TASK DIRECTIONS: Exclude any images and output the remaining records exactly.

==*==

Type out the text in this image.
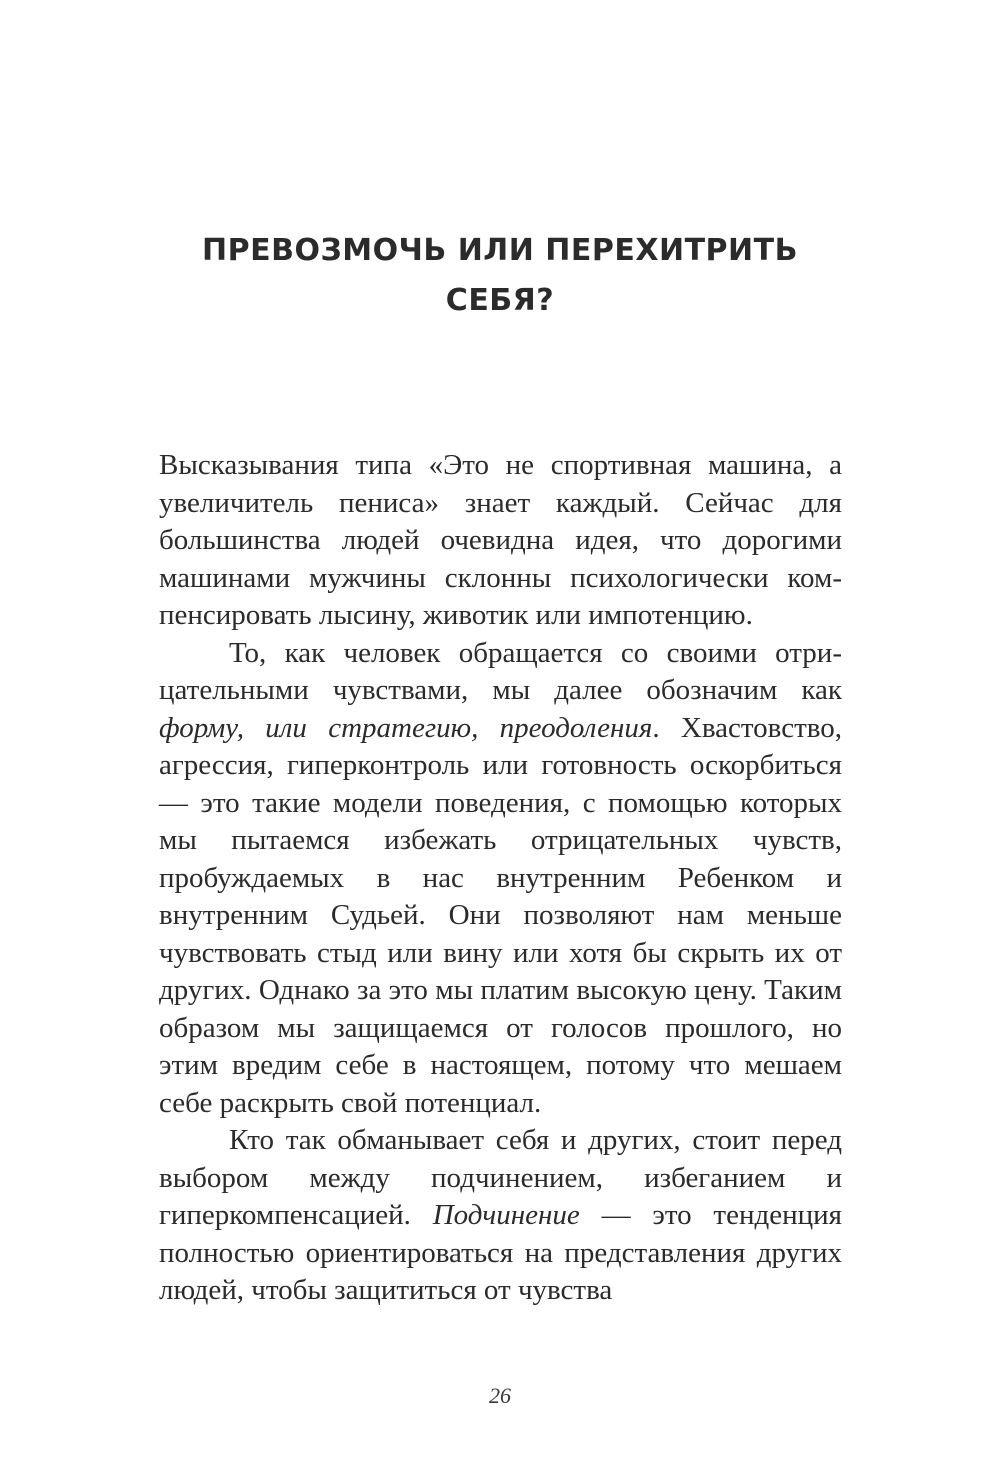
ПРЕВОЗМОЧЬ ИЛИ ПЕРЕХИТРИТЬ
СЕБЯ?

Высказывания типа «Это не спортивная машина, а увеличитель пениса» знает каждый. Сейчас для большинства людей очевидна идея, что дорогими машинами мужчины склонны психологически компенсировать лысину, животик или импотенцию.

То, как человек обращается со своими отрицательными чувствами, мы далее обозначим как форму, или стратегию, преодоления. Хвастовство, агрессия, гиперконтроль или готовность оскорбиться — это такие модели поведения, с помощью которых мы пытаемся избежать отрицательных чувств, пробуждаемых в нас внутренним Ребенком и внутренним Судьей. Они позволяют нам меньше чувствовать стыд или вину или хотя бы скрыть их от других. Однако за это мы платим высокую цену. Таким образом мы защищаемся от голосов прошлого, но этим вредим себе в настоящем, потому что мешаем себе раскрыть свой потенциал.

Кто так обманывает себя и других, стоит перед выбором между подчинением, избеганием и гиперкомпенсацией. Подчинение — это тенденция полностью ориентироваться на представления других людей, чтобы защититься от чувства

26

==*==

WRITTEN SOLUTION:
Type out the text in this image.
ПРЕВОЗМОЧЬ ИЛИ ПЕРЕХИТРИТЬ
СЕБЯ?

Высказывания типа «Это не спортивная машина, а увеличитель пениса» знает каждый. Сейчас для большинства людей очевидна идея, что дорогими машинами мужчины склонны психологически компенсировать лысину, животик или импотенцию.

То, как человек обращается со своими отрицательными чувствами, мы далее обозначим как форму, или стратегию, преодоления. Хвастовство, агрессия, гиперконтроль или готовность оскорбиться — это такие модели поведения, с помощью которых мы пытаемся избежать отрицательных чувств, пробуждаемых в нас внутренним Ребенком и внутренним Судьей. Они позволяют нам меньше чувствовать стыд или вину или хотя бы скрыть их от других. Однако за это мы платим высокую цену. Таким образом мы защищаемся от голосов прошлого, но этим вредим себе в настоящем, потому что мешаем себе раскрыть свой потенциал.

Кто так обманывает себя и других, стоит перед выбором между подчинением, избеганием и гиперкомпенсацией. Подчинение — это тенденция полностью ориентироваться на представления других людей, чтобы защититься от чувства

26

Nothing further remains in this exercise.